[Stored dataset items]
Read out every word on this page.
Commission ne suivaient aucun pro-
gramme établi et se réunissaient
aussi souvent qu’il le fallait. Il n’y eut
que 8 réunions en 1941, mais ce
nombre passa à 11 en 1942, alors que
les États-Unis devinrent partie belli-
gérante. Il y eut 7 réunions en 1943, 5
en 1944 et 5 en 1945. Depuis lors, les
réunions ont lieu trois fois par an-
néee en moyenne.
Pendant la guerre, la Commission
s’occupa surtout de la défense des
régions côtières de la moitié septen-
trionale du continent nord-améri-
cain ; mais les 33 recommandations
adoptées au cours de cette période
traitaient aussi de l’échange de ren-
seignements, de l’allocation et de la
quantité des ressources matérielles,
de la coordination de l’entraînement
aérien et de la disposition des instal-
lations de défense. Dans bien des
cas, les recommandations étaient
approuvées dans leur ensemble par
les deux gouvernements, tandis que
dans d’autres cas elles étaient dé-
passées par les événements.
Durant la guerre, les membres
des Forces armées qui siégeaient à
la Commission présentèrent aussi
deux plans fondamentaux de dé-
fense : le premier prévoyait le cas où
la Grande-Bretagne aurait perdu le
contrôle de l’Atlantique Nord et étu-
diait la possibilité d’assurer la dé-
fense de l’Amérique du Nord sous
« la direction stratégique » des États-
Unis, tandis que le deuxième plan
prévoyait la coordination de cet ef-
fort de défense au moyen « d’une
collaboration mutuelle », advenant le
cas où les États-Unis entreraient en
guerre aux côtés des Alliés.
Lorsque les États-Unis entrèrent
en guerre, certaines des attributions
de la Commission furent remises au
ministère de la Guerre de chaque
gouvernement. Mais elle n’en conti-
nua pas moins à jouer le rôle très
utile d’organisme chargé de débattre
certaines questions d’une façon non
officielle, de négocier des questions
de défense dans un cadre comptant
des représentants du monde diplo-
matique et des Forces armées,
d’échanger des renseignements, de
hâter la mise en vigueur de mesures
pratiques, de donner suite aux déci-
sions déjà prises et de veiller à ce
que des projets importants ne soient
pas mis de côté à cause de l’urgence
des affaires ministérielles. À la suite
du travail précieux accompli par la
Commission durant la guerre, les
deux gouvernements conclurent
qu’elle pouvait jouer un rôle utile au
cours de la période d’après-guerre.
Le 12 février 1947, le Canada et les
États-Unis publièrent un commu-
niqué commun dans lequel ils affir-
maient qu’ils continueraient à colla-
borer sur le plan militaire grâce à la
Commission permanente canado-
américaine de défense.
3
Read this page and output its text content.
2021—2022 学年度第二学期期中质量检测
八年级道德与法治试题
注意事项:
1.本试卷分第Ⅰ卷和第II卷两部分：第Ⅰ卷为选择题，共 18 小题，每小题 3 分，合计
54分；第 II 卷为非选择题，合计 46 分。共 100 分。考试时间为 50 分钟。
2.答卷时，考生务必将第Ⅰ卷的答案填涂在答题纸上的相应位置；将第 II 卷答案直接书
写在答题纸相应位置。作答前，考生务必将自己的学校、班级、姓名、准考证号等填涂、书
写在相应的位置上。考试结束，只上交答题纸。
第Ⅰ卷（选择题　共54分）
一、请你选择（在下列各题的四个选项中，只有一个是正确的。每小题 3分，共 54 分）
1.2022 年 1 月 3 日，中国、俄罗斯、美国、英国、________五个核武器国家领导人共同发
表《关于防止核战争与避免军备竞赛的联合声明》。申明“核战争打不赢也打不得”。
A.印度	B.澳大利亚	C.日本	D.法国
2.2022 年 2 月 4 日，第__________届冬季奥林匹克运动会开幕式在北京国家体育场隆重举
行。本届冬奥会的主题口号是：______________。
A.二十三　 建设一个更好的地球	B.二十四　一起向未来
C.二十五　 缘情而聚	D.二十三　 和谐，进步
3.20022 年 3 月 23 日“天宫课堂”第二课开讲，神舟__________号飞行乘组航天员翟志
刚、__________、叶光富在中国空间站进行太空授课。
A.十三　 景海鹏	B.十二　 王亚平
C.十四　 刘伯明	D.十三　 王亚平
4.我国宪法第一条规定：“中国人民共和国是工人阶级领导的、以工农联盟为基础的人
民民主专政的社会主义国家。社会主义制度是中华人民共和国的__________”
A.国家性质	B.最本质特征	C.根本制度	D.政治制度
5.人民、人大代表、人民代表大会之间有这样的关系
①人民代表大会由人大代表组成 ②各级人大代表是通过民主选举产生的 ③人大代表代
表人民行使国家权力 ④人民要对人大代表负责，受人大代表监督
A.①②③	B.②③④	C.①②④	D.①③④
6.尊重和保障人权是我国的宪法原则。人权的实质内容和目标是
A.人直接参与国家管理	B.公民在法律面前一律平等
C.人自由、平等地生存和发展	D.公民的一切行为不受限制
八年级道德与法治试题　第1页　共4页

EXERCISE PROMPT |
Give the records above again, word for word.

WORKED ANSWER |
Read out every word on this page.
Commission ne suivaient aucun pro-
gramme établi et se réunissaient
aussi souvent qu’il le fallait. Il n’y eut
que 8 réunions en 1941, mais ce
nombre passa à 11 en 1942, alors que
les États-Unis devinrent partie belli-
gérante. Il y eut 7 réunions en 1943, 5
en 1944 et 5 en 1945. Depuis lors, les
réunions ont lieu trois fois par an-
néee en moyenne.
Pendant la guerre, la Commission
s’occupa surtout de la défense des
régions côtières de la moitié septen-
trionale du continent nord-améri-
cain ; mais les 33 recommandations
adoptées au cours de cette période
traitaient aussi de l’échange de ren-
seignements, de l’allocation et de la
quantité des ressources matérielles,
de la coordination de l’entraînement
aérien et de la disposition des instal-
lations de défense. Dans bien des
cas, les recommandations étaient
approuvées dans leur ensemble par
les deux gouvernements, tandis que
dans d’autres cas elles étaient dé-
passées par les événements.
Durant la guerre, les membres
des Forces armées qui siégeaient à
la Commission présentèrent aussi
deux plans fondamentaux de dé-
fense : le premier prévoyait le cas où
la Grande-Bretagne aurait perdu le
contrôle de l’Atlantique Nord et étu-
diait la possibilité d’assurer la dé-
fense de l’Amérique du Nord sous
« la direction stratégique » des États-
Unis, tandis que le deuxième plan
prévoyait la coordination de cet ef-
fort de défense au moyen « d’une
collaboration mutuelle », advenant le
cas où les États-Unis entreraient en
guerre aux côtés des Alliés.
Lorsque les États-Unis entrèrent
en guerre, certaines des attributions
de la Commission furent remises au
ministère de la Guerre de chaque
gouvernement. Mais elle n’en conti-
nua pas moins à jouer le rôle très
utile d’organisme chargé de débattre
certaines questions d’une façon non
officielle, de négocier des questions
de défense dans un cadre comptant
des représentants du monde diplo-
matique et des Forces armées,
d’échanger des renseignements, de
hâter la mise en vigueur de mesures
pratiques, de donner suite aux déci-
sions déjà prises et de veiller à ce
que des projets importants ne soient
pas mis de côté à cause de l’urgence
des affaires ministérielles. À la suite
du travail précieux accompli par la
Commission durant la guerre, les
deux gouvernements conclurent
qu’elle pouvait jouer un rôle utile au
cours de la période d’après-guerre.
Le 12 février 1947, le Canada et les
États-Unis publièrent un commu-
niqué commun dans lequel ils affir-
maient qu’ils continueraient à colla-
borer sur le plan militaire grâce à la
Commission permanente canado-
américaine de défense.
3
Read this page and output its text content.
2021—2022 学年度第二学期期中质量检测
八年级道德与法治试题
注意事项:
1.本试卷分第Ⅰ卷和第II卷两部分：第Ⅰ卷为选择题，共 18 小题，每小题 3 分，合计
54分；第 II 卷为非选择题，合计 46 分。共 100 分。考试时间为 50 分钟。
2.答卷时，考生务必将第Ⅰ卷的答案填涂在答题纸上的相应位置；将第 II 卷答案直接书
写在答题纸相应位置。作答前，考生务必将自己的学校、班级、姓名、准考证号等填涂、书
写在相应的位置上。考试结束，只上交答题纸。
第Ⅰ卷（选择题　共54分）
一、请你选择（在下列各题的四个选项中，只有一个是正确的。每小题 3分，共 54 分）
1.2022 年 1 月 3 日，中国、俄罗斯、美国、英国、________五个核武器国家领导人共同发
表《关于防止核战争与避免军备竞赛的联合声明》。申明“核战争打不赢也打不得”。
A.印度	B.澳大利亚	C.日本	D.法国
2.2022 年 2 月 4 日，第__________届冬季奥林匹克运动会开幕式在北京国家体育场隆重举
行。本届冬奥会的主题口号是：______________。
A.二十三　 建设一个更好的地球	B.二十四　一起向未来
C.二十五　 缘情而聚	D.二十三　 和谐，进步
3.20022 年 3 月 23 日“天宫课堂”第二课开讲，神舟__________号飞行乘组航天员翟志
刚、__________、叶光富在中国空间站进行太空授课。
A.十三　 景海鹏	B.十二　 王亚平
C.十四　 刘伯明	D.十三　 王亚平
4.我国宪法第一条规定：“中国人民共和国是工人阶级领导的、以工农联盟为基础的人
民民主专政的社会主义国家。社会主义制度是中华人民共和国的__________”
A.国家性质	B.最本质特征	C.根本制度	D.政治制度
5.人民、人大代表、人民代表大会之间有这样的关系
①人民代表大会由人大代表组成 ②各级人大代表是通过民主选举产生的 ③人大代表代
表人民行使国家权力 ④人民要对人大代表负责，受人大代表监督
A.①②③	B.②③④	C.①②④	D.①③④
6.尊重和保障人权是我国的宪法原则。人权的实质内容和目标是
A.人直接参与国家管理	B.公民在法律面前一律平等
C.人自由、平等地生存和发展	D.公民的一切行为不受限制
八年级道德与法治试题　第1页　共4页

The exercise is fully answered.